→ **Exercise task**
Output the lines that follow exactly as they are.

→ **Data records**

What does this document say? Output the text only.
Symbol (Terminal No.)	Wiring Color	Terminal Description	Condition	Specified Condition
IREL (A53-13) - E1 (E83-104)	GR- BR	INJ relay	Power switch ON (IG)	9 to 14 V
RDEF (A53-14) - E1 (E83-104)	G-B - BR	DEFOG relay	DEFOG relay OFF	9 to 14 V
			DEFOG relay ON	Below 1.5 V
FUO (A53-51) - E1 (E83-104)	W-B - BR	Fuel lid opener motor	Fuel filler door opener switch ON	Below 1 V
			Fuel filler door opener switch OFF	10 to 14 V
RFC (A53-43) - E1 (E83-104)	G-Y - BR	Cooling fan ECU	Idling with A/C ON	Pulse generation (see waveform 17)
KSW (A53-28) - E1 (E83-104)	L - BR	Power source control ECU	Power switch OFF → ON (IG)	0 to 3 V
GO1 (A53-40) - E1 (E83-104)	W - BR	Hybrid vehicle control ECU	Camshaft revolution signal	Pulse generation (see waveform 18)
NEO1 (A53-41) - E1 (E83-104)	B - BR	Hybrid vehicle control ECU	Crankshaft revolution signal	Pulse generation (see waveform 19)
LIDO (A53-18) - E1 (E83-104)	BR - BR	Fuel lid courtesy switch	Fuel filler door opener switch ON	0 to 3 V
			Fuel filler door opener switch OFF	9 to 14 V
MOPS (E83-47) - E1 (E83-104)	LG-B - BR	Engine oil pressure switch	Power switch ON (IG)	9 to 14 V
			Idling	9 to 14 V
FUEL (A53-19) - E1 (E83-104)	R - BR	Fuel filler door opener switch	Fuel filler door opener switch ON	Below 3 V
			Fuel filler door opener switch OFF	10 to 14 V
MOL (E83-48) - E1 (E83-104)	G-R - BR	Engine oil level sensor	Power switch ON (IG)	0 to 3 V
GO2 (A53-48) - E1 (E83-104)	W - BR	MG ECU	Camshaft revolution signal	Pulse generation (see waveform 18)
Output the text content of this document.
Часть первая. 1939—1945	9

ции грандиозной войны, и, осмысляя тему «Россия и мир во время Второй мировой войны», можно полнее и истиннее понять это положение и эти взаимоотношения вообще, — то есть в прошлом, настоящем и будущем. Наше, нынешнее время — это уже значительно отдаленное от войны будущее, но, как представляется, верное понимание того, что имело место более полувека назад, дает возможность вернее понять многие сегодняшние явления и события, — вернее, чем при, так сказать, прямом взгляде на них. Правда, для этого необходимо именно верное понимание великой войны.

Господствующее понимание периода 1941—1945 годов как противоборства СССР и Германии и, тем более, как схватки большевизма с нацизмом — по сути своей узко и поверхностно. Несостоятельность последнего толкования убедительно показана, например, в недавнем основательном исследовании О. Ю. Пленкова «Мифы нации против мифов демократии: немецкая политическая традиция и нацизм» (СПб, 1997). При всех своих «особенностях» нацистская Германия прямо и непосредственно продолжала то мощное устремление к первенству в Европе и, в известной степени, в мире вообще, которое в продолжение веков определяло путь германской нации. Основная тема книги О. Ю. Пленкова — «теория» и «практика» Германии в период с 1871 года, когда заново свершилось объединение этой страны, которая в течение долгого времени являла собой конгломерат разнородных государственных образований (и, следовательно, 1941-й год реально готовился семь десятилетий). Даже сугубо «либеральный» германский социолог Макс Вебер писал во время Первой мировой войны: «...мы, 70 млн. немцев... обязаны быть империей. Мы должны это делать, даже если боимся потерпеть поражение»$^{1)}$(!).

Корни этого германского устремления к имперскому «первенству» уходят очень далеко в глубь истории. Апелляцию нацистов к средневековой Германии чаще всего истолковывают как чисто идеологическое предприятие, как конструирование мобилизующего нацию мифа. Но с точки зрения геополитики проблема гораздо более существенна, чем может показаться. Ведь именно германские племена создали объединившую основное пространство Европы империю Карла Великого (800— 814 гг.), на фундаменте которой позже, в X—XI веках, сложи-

→ **Written response**
What does this document say? Output the text only.
Symbol (Terminal No.)	Wiring Color	Terminal Description	Condition	Specified Condition
IREL (A53-13) - E1 (E83-104)	GR- BR	INJ relay	Power switch ON (IG)	9 to 14 V
RDEF (A53-14) - E1 (E83-104)	G-B - BR	DEFOG relay	DEFOG relay OFF	9 to 14 V
			DEFOG relay ON	Below 1.5 V
FUO (A53-51) - E1 (E83-104)	W-B - BR	Fuel lid opener motor	Fuel filler door opener switch ON	Below 1 V
			Fuel filler door opener switch OFF	10 to 14 V
RFC (A53-43) - E1 (E83-104)	G-Y - BR	Cooling fan ECU	Idling with A/C ON	Pulse generation (see waveform 17)
KSW (A53-28) - E1 (E83-104)	L - BR	Power source control ECU	Power switch OFF → ON (IG)	0 to 3 V
GO1 (A53-40) - E1 (E83-104)	W - BR	Hybrid vehicle control ECU	Camshaft revolution signal	Pulse generation (see waveform 18)
NEO1 (A53-41) - E1 (E83-104)	B - BR	Hybrid vehicle control ECU	Crankshaft revolution signal	Pulse generation (see waveform 19)
LIDO (A53-18) - E1 (E83-104)	BR - BR	Fuel lid courtesy switch	Fuel filler door opener switch ON	0 to 3 V
			Fuel filler door opener switch OFF	9 to 14 V
MOPS (E83-47) - E1 (E83-104)	LG-B - BR	Engine oil pressure switch	Power switch ON (IG)	9 to 14 V
			Idling	9 to 14 V
FUEL (A53-19) - E1 (E83-104)	R - BR	Fuel filler door opener switch	Fuel filler door opener switch ON	Below 3 V
			Fuel filler door opener switch OFF	10 to 14 V
MOL (E83-48) - E1 (E83-104)	G-R - BR	Engine oil level sensor	Power switch ON (IG)	0 to 3 V
GO2 (A53-48) - E1 (E83-104)	W - BR	MG ECU	Camshaft revolution signal	Pulse generation (see waveform 18)
Output the text content of this document.
Часть первая. 1939—1945	9

ции грандиозной войны, и, осмысляя тему «Россия и мир во время Второй мировой войны», можно полнее и истиннее понять это положение и эти взаимоотношения вообще, — то есть в прошлом, настоящем и будущем. Наше, нынешнее время — это уже значительно отдаленное от войны будущее, но, как представляется, верное понимание того, что имело место более полувека назад, дает возможность вернее понять многие сегодняшние явления и события, — вернее, чем при, так сказать, прямом взгляде на них. Правда, для этого необходимо именно верное понимание великой войны.

Господствующее понимание периода 1941—1945 годов как противоборства СССР и Германии и, тем более, как схватки большевизма с нацизмом — по сути своей узко и поверхностно. Несостоятельность последнего толкования убедительно показана, например, в недавнем основательном исследовании О. Ю. Пленкова «Мифы нации против мифов демократии: немецкая политическая традиция и нацизм» (СПб, 1997). При всех своих «особенностях» нацистская Германия прямо и непосредственно продолжала то мощное устремление к первенству в Европе и, в известной степени, в мире вообще, которое в продолжение веков определяло путь германской нации. Основная тема книги О. Ю. Пленкова — «теория» и «практика» Германии в период с 1871 года, когда заново свершилось объединение этой страны, которая в течение долгого времени являла собой конгломерат разнородных государственных образований (и, следовательно, 1941-й год реально готовился семь десятилетий). Даже сугубо «либеральный» германский социолог Макс Вебер писал во время Первой мировой войны: «...мы, 70 млн. немцев... обязаны быть империей. Мы должны это делать, даже если боимся потерпеть поражение»$^{1)}$(!).

Корни этого германского устремления к имперскому «первенству» уходят очень далеко в глубь истории. Апелляцию нацистов к средневековой Германии чаще всего истолковывают как чисто идеологическое предприятие, как конструирование мобилизующего нацию мифа. Но с точки зрения геополитики проблема гораздо более существенна, чем может показаться. Ведь именно германские племена создали объединившую основное пространство Европы империю Карла Великого (800— 814 гг.), на фундаменте которой позже, в X—XI веках, сложи-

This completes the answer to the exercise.